== Given records

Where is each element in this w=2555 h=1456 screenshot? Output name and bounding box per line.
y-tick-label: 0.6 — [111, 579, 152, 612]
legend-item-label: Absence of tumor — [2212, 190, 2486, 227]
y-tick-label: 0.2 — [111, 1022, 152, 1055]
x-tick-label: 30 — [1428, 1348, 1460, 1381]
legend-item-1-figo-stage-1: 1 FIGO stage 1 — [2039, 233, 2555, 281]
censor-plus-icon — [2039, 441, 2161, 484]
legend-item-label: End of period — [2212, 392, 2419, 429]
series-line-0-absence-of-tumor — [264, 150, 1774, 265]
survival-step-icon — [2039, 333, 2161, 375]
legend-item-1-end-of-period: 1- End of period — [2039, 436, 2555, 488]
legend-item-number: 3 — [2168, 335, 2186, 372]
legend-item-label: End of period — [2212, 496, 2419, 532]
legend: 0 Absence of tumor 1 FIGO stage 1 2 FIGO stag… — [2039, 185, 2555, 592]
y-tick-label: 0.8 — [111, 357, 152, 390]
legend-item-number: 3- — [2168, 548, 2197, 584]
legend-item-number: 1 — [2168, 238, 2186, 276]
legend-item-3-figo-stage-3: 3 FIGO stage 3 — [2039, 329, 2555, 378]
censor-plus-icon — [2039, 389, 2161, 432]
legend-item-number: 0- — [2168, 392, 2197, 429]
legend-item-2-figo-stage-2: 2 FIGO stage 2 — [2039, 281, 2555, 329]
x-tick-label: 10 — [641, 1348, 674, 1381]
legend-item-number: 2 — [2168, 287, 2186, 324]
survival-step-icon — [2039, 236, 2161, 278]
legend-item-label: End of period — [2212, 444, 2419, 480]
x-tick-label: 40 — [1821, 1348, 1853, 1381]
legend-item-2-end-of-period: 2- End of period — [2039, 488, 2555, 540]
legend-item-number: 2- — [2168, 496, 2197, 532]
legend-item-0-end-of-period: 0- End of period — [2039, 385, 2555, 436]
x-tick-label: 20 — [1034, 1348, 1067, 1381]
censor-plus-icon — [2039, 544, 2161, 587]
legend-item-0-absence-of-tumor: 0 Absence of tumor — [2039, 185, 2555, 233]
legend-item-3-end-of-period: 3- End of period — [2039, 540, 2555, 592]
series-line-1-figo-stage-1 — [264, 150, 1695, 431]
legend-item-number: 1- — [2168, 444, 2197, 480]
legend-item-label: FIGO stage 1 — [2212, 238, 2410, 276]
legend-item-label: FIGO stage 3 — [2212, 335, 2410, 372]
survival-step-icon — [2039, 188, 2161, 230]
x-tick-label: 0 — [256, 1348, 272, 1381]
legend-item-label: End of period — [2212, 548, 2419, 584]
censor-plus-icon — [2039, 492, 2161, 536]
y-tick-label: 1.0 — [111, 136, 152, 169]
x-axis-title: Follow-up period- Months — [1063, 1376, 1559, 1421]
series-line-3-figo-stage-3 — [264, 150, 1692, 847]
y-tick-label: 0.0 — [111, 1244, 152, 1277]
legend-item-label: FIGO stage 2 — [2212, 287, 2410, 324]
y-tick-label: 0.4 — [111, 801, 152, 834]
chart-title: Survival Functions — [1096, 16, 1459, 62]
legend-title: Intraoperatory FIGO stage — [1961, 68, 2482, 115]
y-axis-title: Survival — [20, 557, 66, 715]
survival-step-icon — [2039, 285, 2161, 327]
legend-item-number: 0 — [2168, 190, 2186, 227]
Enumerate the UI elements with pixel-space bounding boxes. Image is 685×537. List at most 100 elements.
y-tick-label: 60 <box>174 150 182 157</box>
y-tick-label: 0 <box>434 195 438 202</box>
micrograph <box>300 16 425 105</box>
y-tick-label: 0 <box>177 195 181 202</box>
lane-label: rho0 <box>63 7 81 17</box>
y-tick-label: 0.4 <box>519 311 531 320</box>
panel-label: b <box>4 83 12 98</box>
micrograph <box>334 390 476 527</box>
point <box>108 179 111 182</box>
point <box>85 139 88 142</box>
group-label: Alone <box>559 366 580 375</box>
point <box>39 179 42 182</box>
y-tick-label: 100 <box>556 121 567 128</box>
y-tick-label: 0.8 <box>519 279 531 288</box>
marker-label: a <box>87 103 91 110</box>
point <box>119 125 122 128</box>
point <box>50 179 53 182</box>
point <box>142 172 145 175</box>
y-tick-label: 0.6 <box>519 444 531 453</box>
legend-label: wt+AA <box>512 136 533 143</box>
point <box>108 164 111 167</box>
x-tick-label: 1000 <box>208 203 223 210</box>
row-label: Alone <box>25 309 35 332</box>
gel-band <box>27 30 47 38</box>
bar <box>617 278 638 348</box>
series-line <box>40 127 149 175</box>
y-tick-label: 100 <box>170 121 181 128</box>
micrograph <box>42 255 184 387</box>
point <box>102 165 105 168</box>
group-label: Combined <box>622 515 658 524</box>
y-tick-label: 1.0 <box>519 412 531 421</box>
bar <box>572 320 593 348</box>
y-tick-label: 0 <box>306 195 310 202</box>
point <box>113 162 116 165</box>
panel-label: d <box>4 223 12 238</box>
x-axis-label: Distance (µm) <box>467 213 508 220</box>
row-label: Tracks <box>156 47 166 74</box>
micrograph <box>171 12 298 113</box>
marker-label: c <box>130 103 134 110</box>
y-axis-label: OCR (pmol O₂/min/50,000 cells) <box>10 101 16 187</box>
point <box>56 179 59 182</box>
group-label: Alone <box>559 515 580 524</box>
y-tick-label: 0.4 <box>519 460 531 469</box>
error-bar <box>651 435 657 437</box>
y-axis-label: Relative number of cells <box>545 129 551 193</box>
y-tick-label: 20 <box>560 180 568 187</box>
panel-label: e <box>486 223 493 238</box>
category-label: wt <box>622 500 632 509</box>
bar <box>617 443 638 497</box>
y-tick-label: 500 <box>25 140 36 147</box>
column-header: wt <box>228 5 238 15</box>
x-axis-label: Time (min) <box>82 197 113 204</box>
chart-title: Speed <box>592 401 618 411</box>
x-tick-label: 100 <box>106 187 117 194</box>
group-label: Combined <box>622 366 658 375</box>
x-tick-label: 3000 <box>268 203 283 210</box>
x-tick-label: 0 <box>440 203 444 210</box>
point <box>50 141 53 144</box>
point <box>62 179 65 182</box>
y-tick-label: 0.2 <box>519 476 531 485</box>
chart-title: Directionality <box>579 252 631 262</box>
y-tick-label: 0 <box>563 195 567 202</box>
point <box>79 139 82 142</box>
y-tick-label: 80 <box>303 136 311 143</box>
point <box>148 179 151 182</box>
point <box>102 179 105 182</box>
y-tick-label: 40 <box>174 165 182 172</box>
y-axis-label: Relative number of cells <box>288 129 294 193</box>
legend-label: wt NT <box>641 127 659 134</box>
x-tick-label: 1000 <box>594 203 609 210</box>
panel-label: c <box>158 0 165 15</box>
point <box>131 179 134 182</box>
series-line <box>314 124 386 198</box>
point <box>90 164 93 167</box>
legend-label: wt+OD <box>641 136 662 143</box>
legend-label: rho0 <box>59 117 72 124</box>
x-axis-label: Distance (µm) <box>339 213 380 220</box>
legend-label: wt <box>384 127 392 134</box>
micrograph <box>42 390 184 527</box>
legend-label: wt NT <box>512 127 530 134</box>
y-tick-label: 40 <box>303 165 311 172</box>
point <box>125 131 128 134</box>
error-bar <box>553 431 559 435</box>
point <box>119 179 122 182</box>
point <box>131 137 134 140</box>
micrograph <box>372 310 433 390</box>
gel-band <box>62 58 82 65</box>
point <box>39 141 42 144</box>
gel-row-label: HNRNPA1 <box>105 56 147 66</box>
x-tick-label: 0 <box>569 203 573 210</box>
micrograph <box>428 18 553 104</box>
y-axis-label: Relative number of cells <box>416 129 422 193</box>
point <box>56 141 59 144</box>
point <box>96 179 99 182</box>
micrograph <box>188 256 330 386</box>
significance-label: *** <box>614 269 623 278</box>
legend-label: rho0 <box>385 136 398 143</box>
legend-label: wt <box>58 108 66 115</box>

====

What is needed:
Wherever the word "micrograph" appears in the data, return the whole line.

Completed exercise:
micrograph <box>300 16 425 105</box>
micrograph <box>334 390 476 527</box>
micrograph <box>42 255 184 387</box>
micrograph <box>171 12 298 113</box>
micrograph <box>42 390 184 527</box>
micrograph <box>372 310 433 390</box>
micrograph <box>428 18 553 104</box>
micrograph <box>188 256 330 386</box>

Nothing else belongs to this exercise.